* **あなたの目標**
京町家についての文章によると、京都市内には町家がどれくらい残っていると言われていますか？

このところ京町屋ブームが加速しています。

古い京町屋を改装したレストランや雑貨屋さんなどの店舗が続々とオープンし、不思議な空間を楽しめるようになりました。

また、町家を改修して、旅館やホテルにしているところもあり、京町家を体感できるツアーなどもできるそうです。

京都市内にはまだまだ数千件の町家が残っていると言われ、その保存を望む声が高まっています。

しかし、現実的には、昔のままのつくりでは、冬の冷え込みは耐えられず、空き家が増えています。

以前私が、町家に暮らす方とお話しする機会があり、町家での暮らしぶりについて尋ねたところ、「辛抱します」と言われたのが印象に残っています。

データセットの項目
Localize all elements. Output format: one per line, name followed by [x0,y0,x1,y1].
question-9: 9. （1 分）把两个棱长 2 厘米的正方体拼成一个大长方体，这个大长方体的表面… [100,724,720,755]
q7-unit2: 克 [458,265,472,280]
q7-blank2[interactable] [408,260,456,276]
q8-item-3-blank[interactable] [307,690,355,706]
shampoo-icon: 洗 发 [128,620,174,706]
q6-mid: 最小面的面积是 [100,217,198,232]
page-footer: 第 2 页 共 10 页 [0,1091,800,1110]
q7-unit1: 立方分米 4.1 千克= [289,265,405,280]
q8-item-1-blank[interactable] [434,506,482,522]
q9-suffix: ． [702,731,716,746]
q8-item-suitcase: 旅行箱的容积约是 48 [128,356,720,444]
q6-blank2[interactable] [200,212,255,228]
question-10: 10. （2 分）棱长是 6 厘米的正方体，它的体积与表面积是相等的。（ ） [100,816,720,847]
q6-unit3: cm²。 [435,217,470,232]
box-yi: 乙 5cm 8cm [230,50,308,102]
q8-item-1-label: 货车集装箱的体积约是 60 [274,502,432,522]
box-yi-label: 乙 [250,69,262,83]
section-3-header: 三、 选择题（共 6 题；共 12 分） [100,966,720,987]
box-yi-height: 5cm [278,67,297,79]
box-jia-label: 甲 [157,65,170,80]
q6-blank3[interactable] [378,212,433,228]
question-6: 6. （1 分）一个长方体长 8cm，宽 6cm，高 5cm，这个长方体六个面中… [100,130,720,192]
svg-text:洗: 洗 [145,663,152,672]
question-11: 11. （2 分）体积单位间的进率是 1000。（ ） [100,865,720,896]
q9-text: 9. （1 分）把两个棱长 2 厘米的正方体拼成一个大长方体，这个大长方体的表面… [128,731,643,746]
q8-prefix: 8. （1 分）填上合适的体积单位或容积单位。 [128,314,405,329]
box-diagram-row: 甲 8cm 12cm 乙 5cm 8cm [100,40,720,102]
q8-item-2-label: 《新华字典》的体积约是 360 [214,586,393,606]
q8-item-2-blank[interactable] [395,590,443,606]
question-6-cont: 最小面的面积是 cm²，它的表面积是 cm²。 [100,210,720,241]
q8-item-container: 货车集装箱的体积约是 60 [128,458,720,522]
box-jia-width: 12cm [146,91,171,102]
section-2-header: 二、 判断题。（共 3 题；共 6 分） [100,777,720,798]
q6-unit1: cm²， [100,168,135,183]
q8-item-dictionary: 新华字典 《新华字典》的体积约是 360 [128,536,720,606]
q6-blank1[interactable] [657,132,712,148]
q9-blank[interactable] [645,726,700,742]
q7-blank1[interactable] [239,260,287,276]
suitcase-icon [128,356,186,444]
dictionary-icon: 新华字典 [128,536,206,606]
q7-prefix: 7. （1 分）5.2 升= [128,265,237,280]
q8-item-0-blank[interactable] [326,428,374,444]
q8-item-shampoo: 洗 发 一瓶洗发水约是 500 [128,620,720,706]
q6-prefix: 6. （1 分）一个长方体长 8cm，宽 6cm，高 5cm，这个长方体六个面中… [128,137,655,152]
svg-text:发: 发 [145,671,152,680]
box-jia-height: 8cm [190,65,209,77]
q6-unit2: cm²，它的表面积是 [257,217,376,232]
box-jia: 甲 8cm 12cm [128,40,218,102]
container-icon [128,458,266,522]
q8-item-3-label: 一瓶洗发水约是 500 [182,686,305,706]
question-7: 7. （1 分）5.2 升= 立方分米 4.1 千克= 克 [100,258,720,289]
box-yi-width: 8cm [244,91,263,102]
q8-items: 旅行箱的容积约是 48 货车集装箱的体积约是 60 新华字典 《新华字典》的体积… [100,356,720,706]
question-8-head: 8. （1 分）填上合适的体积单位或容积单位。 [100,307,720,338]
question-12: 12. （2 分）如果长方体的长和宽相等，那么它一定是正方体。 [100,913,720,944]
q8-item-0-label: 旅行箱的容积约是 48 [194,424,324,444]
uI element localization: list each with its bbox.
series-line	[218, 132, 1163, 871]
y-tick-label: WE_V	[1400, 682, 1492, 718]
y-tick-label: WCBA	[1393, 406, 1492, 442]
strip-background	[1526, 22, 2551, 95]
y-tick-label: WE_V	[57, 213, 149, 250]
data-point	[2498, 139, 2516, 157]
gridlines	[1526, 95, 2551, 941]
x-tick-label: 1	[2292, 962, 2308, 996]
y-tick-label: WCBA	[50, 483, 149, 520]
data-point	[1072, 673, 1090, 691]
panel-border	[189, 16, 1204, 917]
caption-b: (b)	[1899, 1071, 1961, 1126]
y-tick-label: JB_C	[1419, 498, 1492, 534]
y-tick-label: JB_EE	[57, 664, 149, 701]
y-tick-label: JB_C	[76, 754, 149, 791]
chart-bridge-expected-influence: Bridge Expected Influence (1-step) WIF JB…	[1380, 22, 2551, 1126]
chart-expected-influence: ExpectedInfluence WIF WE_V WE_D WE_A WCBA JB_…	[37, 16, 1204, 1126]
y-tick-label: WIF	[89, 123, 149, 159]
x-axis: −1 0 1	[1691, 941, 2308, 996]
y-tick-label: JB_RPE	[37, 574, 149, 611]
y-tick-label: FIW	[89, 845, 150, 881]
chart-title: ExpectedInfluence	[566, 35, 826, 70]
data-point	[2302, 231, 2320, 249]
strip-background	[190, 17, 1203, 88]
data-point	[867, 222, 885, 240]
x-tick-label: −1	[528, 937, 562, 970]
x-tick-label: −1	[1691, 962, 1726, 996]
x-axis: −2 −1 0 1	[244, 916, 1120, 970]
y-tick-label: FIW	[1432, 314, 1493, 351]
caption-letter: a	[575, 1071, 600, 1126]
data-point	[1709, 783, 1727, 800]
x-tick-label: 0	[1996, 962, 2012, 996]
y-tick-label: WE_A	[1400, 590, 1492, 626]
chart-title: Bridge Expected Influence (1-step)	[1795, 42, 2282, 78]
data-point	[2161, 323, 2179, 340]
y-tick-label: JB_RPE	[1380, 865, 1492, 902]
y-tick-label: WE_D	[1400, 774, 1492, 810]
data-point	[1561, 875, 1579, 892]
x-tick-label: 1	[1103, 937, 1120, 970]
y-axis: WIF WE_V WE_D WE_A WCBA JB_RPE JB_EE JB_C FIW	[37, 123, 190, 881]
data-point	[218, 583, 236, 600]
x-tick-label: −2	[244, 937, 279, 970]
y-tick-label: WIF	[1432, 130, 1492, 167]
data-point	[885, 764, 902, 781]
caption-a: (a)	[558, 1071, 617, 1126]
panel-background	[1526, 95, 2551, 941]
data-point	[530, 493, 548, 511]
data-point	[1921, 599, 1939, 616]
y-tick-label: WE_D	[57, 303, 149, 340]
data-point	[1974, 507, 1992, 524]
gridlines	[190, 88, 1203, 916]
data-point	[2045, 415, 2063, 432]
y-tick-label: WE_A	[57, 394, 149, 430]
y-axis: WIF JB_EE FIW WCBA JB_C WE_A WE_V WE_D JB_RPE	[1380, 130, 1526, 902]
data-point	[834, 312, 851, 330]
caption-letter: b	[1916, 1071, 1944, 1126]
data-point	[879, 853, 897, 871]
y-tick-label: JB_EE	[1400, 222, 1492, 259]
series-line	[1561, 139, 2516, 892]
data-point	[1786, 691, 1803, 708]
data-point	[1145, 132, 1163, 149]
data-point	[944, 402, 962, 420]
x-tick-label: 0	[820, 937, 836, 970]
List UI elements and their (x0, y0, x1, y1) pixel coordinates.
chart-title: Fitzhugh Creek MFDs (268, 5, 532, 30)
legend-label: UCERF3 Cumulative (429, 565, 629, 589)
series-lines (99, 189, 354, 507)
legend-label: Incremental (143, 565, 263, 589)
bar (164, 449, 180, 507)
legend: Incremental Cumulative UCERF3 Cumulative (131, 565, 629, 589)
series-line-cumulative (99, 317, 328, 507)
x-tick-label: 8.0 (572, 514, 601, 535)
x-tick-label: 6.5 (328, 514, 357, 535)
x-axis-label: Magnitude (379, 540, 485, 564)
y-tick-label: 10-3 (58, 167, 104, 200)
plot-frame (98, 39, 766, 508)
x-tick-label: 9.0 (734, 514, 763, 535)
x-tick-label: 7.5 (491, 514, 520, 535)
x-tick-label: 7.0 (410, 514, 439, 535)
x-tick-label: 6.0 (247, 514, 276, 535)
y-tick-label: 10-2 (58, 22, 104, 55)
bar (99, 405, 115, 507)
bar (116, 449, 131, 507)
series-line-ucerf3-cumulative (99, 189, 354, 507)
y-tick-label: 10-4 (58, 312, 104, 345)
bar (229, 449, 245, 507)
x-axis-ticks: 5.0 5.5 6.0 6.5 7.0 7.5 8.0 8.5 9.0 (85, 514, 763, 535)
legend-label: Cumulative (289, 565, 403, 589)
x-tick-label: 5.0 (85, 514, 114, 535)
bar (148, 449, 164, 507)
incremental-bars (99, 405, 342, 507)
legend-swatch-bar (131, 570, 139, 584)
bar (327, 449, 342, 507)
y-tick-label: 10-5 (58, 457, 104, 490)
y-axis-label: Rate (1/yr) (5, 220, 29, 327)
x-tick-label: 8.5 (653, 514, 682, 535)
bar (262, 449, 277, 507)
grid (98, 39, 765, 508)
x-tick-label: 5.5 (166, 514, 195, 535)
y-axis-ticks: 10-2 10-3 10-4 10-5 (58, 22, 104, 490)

* **回答欄**
まだまだ数千件の町家が残っていると言われています。